==== The data
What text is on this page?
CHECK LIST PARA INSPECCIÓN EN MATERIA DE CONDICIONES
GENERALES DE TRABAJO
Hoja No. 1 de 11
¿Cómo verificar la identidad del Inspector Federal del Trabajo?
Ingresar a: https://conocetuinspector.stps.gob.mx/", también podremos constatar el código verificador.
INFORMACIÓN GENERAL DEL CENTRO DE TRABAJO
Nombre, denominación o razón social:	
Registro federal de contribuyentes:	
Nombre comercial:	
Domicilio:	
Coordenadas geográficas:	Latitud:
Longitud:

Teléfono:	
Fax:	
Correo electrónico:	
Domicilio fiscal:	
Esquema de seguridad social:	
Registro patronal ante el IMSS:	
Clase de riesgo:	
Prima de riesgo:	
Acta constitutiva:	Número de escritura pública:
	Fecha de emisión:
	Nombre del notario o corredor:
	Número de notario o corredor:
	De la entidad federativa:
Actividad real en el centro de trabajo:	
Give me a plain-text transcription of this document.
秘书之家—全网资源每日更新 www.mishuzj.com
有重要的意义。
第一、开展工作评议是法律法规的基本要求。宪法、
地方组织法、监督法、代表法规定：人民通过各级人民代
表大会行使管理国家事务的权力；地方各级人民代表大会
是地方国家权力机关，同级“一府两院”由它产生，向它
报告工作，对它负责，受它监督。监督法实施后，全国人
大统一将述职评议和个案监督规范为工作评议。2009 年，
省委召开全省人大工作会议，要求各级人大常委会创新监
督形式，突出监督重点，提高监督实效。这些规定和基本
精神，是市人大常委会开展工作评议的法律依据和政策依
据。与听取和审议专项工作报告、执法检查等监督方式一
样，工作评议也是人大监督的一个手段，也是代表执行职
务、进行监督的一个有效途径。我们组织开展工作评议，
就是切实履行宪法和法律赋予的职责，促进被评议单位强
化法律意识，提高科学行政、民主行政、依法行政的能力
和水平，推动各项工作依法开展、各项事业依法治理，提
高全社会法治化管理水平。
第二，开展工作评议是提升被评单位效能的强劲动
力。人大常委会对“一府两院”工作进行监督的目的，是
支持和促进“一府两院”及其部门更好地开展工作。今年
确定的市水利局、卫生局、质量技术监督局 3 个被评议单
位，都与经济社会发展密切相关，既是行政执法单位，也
========
> **Short exercise**:
Print the material once more, exactly.

> **Solution to the problem**:
What text is on this page?
CHECK LIST PARA INSPECCIÓN EN MATERIA DE CONDICIONES
GENERALES DE TRABAJO
Hoja No. 1 de 11
¿Cómo verificar la identidad del Inspector Federal del Trabajo?
Ingresar a: https://conocetuinspector.stps.gob.mx/", también podremos constatar el código verificador.
INFORMACIÓN GENERAL DEL CENTRO DE TRABAJO
Nombre, denominación o razón social:	
Registro federal de contribuyentes:	
Nombre comercial:	
Domicilio:	
Coordenadas geográficas:	Latitud:
Longitud:

Teléfono:	
Fax:	
Correo electrónico:	
Domicilio fiscal:	
Esquema de seguridad social:	
Registro patronal ante el IMSS:	
Clase de riesgo:	
Prima de riesgo:	
Acta constitutiva:	Número de escritura pública:
	Fecha de emisión:
	Nombre del notario o corredor:
	Número de notario o corredor:
	De la entidad federativa:
Actividad real en el centro de trabajo:	
Give me a plain-text transcription of this document.
秘书之家—全网资源每日更新 www.mishuzj.com
有重要的意义。
第一、开展工作评议是法律法规的基本要求。宪法、
地方组织法、监督法、代表法规定：人民通过各级人民代
表大会行使管理国家事务的权力；地方各级人民代表大会
是地方国家权力机关，同级“一府两院”由它产生，向它
报告工作，对它负责，受它监督。监督法实施后，全国人
大统一将述职评议和个案监督规范为工作评议。2009 年，
省委召开全省人大工作会议，要求各级人大常委会创新监
督形式，突出监督重点，提高监督实效。这些规定和基本
精神，是市人大常委会开展工作评议的法律依据和政策依
据。与听取和审议专项工作报告、执法检查等监督方式一
样，工作评议也是人大监督的一个手段，也是代表执行职
务、进行监督的一个有效途径。我们组织开展工作评议，
就是切实履行宪法和法律赋予的职责，促进被评议单位强
化法律意识，提高科学行政、民主行政、依法行政的能力
和水平，推动各项工作依法开展、各项事业依法治理，提
高全社会法治化管理水平。
第二，开展工作评议是提升被评单位效能的强劲动
力。人大常委会对“一府两院”工作进行监督的目的，是
支持和促进“一府两院”及其部门更好地开展工作。今年
确定的市水利局、卫生局、质量技术监督局 3 个被评议单
位，都与经济社会发展密切相关，既是行政执法单位，也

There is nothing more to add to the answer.